## INPUT MATERIAL
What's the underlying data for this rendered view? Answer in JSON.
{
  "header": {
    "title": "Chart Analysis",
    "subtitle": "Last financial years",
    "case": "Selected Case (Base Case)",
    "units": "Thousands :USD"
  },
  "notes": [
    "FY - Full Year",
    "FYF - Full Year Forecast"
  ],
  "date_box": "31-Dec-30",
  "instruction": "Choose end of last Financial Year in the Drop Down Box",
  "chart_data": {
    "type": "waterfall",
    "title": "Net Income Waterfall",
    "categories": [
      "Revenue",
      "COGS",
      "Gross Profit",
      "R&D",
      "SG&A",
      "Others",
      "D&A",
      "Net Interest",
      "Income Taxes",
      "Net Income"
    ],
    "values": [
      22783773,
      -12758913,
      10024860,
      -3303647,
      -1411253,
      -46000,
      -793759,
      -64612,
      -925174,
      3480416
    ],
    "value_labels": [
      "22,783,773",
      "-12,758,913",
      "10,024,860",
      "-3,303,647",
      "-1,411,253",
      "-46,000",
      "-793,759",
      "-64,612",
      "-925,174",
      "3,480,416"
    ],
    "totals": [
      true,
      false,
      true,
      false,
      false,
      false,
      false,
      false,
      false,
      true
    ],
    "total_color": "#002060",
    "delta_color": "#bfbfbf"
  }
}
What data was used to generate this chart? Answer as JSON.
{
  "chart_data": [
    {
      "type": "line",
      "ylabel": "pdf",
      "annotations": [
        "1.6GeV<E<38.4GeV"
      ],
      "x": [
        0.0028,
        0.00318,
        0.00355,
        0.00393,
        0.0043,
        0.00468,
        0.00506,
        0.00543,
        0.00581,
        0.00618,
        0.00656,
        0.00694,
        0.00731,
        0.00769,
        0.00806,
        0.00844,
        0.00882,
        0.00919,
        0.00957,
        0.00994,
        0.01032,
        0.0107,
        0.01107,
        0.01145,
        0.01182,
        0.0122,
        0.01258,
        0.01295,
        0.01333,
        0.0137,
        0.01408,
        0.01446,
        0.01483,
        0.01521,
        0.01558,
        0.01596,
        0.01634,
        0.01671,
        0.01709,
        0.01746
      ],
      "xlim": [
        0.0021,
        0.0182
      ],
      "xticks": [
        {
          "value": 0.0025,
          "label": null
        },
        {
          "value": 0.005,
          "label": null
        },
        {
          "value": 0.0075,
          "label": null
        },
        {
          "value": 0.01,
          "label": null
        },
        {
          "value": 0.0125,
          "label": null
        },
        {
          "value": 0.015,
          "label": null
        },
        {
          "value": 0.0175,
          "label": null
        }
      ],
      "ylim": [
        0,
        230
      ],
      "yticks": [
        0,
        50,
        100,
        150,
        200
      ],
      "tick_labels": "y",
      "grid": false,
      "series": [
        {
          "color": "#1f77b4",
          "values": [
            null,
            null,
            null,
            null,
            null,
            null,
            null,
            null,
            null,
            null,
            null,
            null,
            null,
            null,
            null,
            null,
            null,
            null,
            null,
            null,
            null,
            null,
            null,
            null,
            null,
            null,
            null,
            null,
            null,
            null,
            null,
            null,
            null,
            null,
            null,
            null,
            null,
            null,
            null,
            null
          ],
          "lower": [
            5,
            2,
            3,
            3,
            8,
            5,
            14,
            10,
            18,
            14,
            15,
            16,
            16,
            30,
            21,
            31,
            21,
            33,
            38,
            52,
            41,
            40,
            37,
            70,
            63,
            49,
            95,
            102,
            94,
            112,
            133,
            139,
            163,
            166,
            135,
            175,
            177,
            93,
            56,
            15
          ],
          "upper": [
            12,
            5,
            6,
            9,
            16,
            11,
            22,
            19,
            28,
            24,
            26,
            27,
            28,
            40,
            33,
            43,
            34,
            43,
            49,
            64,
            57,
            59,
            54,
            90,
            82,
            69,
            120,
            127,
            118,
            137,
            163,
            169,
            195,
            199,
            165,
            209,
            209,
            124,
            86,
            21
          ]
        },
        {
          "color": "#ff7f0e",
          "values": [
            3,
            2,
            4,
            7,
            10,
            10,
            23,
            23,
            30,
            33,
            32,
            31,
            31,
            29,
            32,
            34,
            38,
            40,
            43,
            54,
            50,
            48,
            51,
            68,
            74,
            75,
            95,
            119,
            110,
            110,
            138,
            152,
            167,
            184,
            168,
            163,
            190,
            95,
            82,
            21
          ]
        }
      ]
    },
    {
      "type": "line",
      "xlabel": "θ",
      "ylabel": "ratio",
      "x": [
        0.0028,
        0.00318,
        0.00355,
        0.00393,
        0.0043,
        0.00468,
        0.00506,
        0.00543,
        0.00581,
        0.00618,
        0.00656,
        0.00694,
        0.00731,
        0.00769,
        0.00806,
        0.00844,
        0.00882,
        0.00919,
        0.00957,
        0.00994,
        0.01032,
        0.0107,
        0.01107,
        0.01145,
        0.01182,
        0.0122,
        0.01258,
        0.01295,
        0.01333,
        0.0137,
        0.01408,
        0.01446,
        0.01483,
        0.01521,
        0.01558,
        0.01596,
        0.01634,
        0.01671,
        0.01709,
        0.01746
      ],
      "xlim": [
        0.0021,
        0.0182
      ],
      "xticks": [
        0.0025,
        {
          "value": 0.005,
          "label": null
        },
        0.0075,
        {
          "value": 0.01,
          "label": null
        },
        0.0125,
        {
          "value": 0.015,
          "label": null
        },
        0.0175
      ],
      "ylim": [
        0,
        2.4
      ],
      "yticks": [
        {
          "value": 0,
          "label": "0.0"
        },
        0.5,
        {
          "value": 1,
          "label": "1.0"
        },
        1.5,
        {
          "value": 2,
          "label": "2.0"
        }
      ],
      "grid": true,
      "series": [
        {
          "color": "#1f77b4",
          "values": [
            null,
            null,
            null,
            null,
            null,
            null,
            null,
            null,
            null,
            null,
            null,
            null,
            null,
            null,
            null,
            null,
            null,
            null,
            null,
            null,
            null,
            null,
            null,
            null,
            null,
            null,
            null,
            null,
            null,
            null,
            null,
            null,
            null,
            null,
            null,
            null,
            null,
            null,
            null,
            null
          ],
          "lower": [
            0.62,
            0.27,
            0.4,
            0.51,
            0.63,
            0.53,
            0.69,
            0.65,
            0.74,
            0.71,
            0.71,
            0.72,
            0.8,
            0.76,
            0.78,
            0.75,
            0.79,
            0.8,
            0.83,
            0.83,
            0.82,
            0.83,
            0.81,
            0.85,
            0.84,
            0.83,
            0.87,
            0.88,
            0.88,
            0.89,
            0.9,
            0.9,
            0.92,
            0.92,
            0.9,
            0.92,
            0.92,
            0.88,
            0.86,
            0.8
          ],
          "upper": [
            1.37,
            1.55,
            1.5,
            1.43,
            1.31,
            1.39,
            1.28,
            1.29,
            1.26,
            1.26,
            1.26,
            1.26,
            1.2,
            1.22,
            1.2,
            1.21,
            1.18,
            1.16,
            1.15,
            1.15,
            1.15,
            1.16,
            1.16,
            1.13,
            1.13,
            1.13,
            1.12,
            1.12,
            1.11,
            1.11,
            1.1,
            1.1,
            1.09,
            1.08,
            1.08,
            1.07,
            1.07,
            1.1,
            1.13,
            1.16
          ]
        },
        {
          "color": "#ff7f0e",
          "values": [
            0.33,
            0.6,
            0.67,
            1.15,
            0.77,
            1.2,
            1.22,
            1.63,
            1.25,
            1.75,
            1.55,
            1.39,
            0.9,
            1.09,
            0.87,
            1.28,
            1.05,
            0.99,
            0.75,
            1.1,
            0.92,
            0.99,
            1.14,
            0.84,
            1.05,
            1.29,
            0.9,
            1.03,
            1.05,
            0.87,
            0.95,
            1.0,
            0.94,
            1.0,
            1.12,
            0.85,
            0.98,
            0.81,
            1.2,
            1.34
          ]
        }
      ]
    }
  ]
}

## STATED GOAL
All of the entries must be written out exactly as they stand.

## ANSWER IN FULL
What's the underlying data for this rendered view? Answer in JSON.
{
  "header": {
    "title": "Chart Analysis",
    "subtitle": "Last financial years",
    "case": "Selected Case (Base Case)",
    "units": "Thousands :USD"
  },
  "notes": [
    "FY - Full Year",
    "FYF - Full Year Forecast"
  ],
  "date_box": "31-Dec-30",
  "instruction": "Choose end of last Financial Year in the Drop Down Box",
  "chart_data": {
    "type": "waterfall",
    "title": "Net Income Waterfall",
    "categories": [
      "Revenue",
      "COGS",
      "Gross Profit",
      "R&D",
      "SG&A",
      "Others",
      "D&A",
      "Net Interest",
      "Income Taxes",
      "Net Income"
    ],
    "values": [
      22783773,
      -12758913,
      10024860,
      -3303647,
      -1411253,
      -46000,
      -793759,
      -64612,
      -925174,
      3480416
    ],
    "value_labels": [
      "22,783,773",
      "-12,758,913",
      "10,024,860",
      "-3,303,647",
      "-1,411,253",
      "-46,000",
      "-793,759",
      "-64,612",
      "-925,174",
      "3,480,416"
    ],
    "totals": [
      true,
      false,
      true,
      false,
      false,
      false,
      false,
      false,
      false,
      true
    ],
    "total_color": "#002060",
    "delta_color": "#bfbfbf"
  }
}
What data was used to generate this chart? Answer as JSON.
{
  "chart_data": [
    {
      "type": "line",
      "ylabel": "pdf",
      "annotations": [
        "1.6GeV<E<38.4GeV"
      ],
      "x": [
        0.0028,
        0.00318,
        0.00355,
        0.00393,
        0.0043,
        0.00468,
        0.00506,
        0.00543,
        0.00581,
        0.00618,
        0.00656,
        0.00694,
        0.00731,
        0.00769,
        0.00806,
        0.00844,
        0.00882,
        0.00919,
        0.00957,
        0.00994,
        0.01032,
        0.0107,
        0.01107,
        0.01145,
        0.01182,
        0.0122,
        0.01258,
        0.01295,
        0.01333,
        0.0137,
        0.01408,
        0.01446,
        0.01483,
        0.01521,
        0.01558,
        0.01596,
        0.01634,
        0.01671,
        0.01709,
        0.01746
      ],
      "xlim": [
        0.0021,
        0.0182
      ],
      "xticks": [
        {
          "value": 0.0025,
          "label": null
        },
        {
          "value": 0.005,
          "label": null
        },
        {
          "value": 0.0075,
          "label": null
        },
        {
          "value": 0.01,
          "label": null
        },
        {
          "value": 0.0125,
          "label": null
        },
        {
          "value": 0.015,
          "label": null
        },
        {
          "value": 0.0175,
          "label": null
        }
      ],
      "ylim": [
        0,
        230
      ],
      "yticks": [
        0,
        50,
        100,
        150,
        200
      ],
      "tick_labels": "y",
      "grid": false,
      "series": [
        {
          "color": "#1f77b4",
          "values": [
            null,
            null,
            null,
            null,
            null,
            null,
            null,
            null,
            null,
            null,
            null,
            null,
            null,
            null,
            null,
            null,
            null,
            null,
            null,
            null,
            null,
            null,
            null,
            null,
            null,
            null,
            null,
            null,
            null,
            null,
            null,
            null,
            null,
            null,
            null,
            null,
            null,
            null,
            null,
            null
          ],
          "lower": [
            5,
            2,
            3,
            3,
            8,
            5,
            14,
            10,
            18,
            14,
            15,
            16,
            16,
            30,
            21,
            31,
            21,
            33,
            38,
            52,
            41,
            40,
            37,
            70,
            63,
            49,
            95,
            102,
            94,
            112,
            133,
            139,
            163,
            166,
            135,
            175,
            177,
            93,
            56,
            15
          ],
          "upper": [
            12,
            5,
            6,
            9,
            16,
            11,
            22,
            19,
            28,
            24,
            26,
            27,
            28,
            40,
            33,
            43,
            34,
            43,
            49,
            64,
            57,
            59,
            54,
            90,
            82,
            69,
            120,
            127,
            118,
            137,
            163,
            169,
            195,
            199,
            165,
            209,
            209,
            124,
            86,
            21
          ]
        },
        {
          "color": "#ff7f0e",
          "values": [
            3,
            2,
            4,
            7,
            10,
            10,
            23,
            23,
            30,
            33,
            32,
            31,
            31,
            29,
            32,
            34,
            38,
            40,
            43,
            54,
            50,
            48,
            51,
            68,
            74,
            75,
            95,
            119,
            110,
            110,
            138,
            152,
            167,
            184,
            168,
            163,
            190,
            95,
            82,
            21
          ]
        }
      ]
    },
    {
      "type": "line",
      "xlabel": "θ",
      "ylabel": "ratio",
      "x": [
        0.0028,
        0.00318,
        0.00355,
        0.00393,
        0.0043,
        0.00468,
        0.00506,
        0.00543,
        0.00581,
        0.00618,
        0.00656,
        0.00694,
        0.00731,
        0.00769,
        0.00806,
        0.00844,
        0.00882,
        0.00919,
        0.00957,
        0.00994,
        0.01032,
        0.0107,
        0.01107,
        0.01145,
        0.01182,
        0.0122,
        0.01258,
        0.01295,
        0.01333,
        0.0137,
        0.01408,
        0.01446,
        0.01483,
        0.01521,
        0.01558,
        0.01596,
        0.01634,
        0.01671,
        0.01709,
        0.01746
      ],
      "xlim": [
        0.0021,
        0.0182
      ],
      "xticks": [
        0.0025,
        {
          "value": 0.005,
          "label": null
        },
        0.0075,
        {
          "value": 0.01,
          "label": null
        },
        0.0125,
        {
          "value": 0.015,
          "label": null
        },
        0.0175
      ],
      "ylim": [
        0,
        2.4
      ],
      "yticks": [
        {
          "value": 0,
          "label": "0.0"
        },
        0.5,
        {
          "value": 1,
          "label": "1.0"
        },
        1.5,
        {
          "value": 2,
          "label": "2.0"
        }
      ],
      "grid": true,
      "series": [
        {
          "color": "#1f77b4",
          "values": [
            null,
            null,
            null,
            null,
            null,
            null,
            null,
            null,
            null,
            null,
            null,
            null,
            null,
            null,
            null,
            null,
            null,
            null,
            null,
            null,
            null,
            null,
            null,
            null,
            null,
            null,
            null,
            null,
            null,
            null,
            null,
            null,
            null,
            null,
            null,
            null,
            null,
            null,
            null,
            null
          ],
          "lower": [
            0.62,
            0.27,
            0.4,
            0.51,
            0.63,
            0.53,
            0.69,
            0.65,
            0.74,
            0.71,
            0.71,
            0.72,
            0.8,
            0.76,
            0.78,
            0.75,
            0.79,
            0.8,
            0.83,
            0.83,
            0.82,
            0.83,
            0.81,
            0.85,
            0.84,
            0.83,
            0.87,
            0.88,
            0.88,
            0.89,
            0.9,
            0.9,
            0.92,
            0.92,
            0.9,
            0.92,
            0.92,
            0.88,
            0.86,
            0.8
          ],
          "upper": [
            1.37,
            1.55,
            1.5,
            1.43,
            1.31,
            1.39,
            1.28,
            1.29,
            1.26,
            1.26,
            1.26,
            1.26,
            1.2,
            1.22,
            1.2,
            1.21,
            1.18,
            1.16,
            1.15,
            1.15,
            1.15,
            1.16,
            1.16,
            1.13,
            1.13,
            1.13,
            1.12,
            1.12,
            1.11,
            1.11,
            1.1,
            1.1,
            1.09,
            1.08,
            1.08,
            1.07,
            1.07,
            1.1,
            1.13,
            1.16
          ]
        },
        {
          "color": "#ff7f0e",
          "values": [
            0.33,
            0.6,
            0.67,
            1.15,
            0.77,
            1.2,
            1.22,
            1.63,
            1.25,
            1.75,
            1.55,
            1.39,
            0.9,
            1.09,
            0.87,
            1.28,
            1.05,
            0.99,
            0.75,
            1.1,
            0.92,
            0.99,
            1.14,
            0.84,
            1.05,
            1.29,
            0.9,
            1.03,
            1.05,
            0.87,
            0.95,
            1.0,
            0.94,
            1.0,
            1.12,
            0.85,
            0.98,
            0.81,
            1.2,
            1.34
          ]
        }
      ]
    }
  ]
}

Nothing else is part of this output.